(Dataset items)
★ ★ ★ ★ ★ ★ ★
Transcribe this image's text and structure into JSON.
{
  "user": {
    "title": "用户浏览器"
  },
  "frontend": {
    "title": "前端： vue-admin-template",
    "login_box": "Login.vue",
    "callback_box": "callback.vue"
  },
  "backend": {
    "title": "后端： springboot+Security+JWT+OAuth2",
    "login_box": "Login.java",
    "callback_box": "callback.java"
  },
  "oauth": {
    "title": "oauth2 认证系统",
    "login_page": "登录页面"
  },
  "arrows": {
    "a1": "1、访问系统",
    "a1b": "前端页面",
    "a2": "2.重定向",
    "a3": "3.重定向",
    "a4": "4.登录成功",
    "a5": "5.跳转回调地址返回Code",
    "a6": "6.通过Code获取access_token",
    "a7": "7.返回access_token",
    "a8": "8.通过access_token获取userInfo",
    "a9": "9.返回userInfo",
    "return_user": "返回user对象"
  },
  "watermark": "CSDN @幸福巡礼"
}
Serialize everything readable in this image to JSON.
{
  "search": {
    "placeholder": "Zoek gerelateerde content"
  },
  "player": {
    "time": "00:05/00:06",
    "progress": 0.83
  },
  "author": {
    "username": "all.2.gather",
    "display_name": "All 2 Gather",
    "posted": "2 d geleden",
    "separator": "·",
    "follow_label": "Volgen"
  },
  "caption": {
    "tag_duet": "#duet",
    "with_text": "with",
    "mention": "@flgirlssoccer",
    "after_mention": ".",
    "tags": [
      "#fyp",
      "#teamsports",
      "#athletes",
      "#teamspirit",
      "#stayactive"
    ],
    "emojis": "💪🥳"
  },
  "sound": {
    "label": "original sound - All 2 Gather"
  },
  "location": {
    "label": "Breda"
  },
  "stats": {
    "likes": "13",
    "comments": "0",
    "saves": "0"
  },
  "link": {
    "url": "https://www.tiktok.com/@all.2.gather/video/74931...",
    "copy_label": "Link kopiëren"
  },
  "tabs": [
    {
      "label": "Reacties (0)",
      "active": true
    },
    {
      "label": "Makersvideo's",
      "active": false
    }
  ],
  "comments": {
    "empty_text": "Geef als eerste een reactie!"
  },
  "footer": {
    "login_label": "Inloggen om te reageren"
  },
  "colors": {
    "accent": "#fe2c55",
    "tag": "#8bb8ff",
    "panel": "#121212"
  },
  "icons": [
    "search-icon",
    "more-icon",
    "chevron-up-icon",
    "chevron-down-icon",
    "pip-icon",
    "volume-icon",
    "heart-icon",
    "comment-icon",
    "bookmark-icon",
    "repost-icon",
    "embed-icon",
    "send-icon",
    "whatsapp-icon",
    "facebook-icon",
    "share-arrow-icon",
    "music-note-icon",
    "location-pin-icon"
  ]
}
★ ★ ★ ★ ★ ★ ★
> [Your task]: Give the listing again, word for word.

> [Problem solution]:
Transcribe this image's text and structure into JSON.
{
  "user": {
    "title": "用户浏览器"
  },
  "frontend": {
    "title": "前端： vue-admin-template",
    "login_box": "Login.vue",
    "callback_box": "callback.vue"
  },
  "backend": {
    "title": "后端： springboot+Security+JWT+OAuth2",
    "login_box": "Login.java",
    "callback_box": "callback.java"
  },
  "oauth": {
    "title": "oauth2 认证系统",
    "login_page": "登录页面"
  },
  "arrows": {
    "a1": "1、访问系统",
    "a1b": "前端页面",
    "a2": "2.重定向",
    "a3": "3.重定向",
    "a4": "4.登录成功",
    "a5": "5.跳转回调地址返回Code",
    "a6": "6.通过Code获取access_token",
    "a7": "7.返回access_token",
    "a8": "8.通过access_token获取userInfo",
    "a9": "9.返回userInfo",
    "return_user": "返回user对象"
  },
  "watermark": "CSDN @幸福巡礼"
}
Serialize everything readable in this image to JSON.
{
  "search": {
    "placeholder": "Zoek gerelateerde content"
  },
  "player": {
    "time": "00:05/00:06",
    "progress": 0.83
  },
  "author": {
    "username": "all.2.gather",
    "display_name": "All 2 Gather",
    "posted": "2 d geleden",
    "separator": "·",
    "follow_label": "Volgen"
  },
  "caption": {
    "tag_duet": "#duet",
    "with_text": "with",
    "mention": "@flgirlssoccer",
    "after_mention": ".",
    "tags": [
      "#fyp",
      "#teamsports",
      "#athletes",
      "#teamspirit",
      "#stayactive"
    ],
    "emojis": "💪🥳"
  },
  "sound": {
    "label": "original sound - All 2 Gather"
  },
  "location": {
    "label": "Breda"
  },
  "stats": {
    "likes": "13",
    "comments": "0",
    "saves": "0"
  },
  "link": {
    "url": "https://www.tiktok.com/@all.2.gather/video/74931...",
    "copy_label": "Link kopiëren"
  },
  "tabs": [
    {
      "label": "Reacties (0)",
      "active": true
    },
    {
      "label": "Makersvideo's",
      "active": false
    }
  ],
  "comments": {
    "empty_text": "Geef als eerste een reactie!"
  },
  "footer": {
    "login_label": "Inloggen om te reageren"
  },
  "colors": {
    "accent": "#fe2c55",
    "tag": "#8bb8ff",
    "panel": "#121212"
  },
  "icons": [
    "search-icon",
    "more-icon",
    "chevron-up-icon",
    "chevron-down-icon",
    "pip-icon",
    "volume-icon",
    "heart-icon",
    "comment-icon",
    "bookmark-icon",
    "repost-icon",
    "embed-icon",
    "send-icon",
    "whatsapp-icon",
    "facebook-icon",
    "share-arrow-icon",
    "music-note-icon",
    "location-pin-icon"
  ]
}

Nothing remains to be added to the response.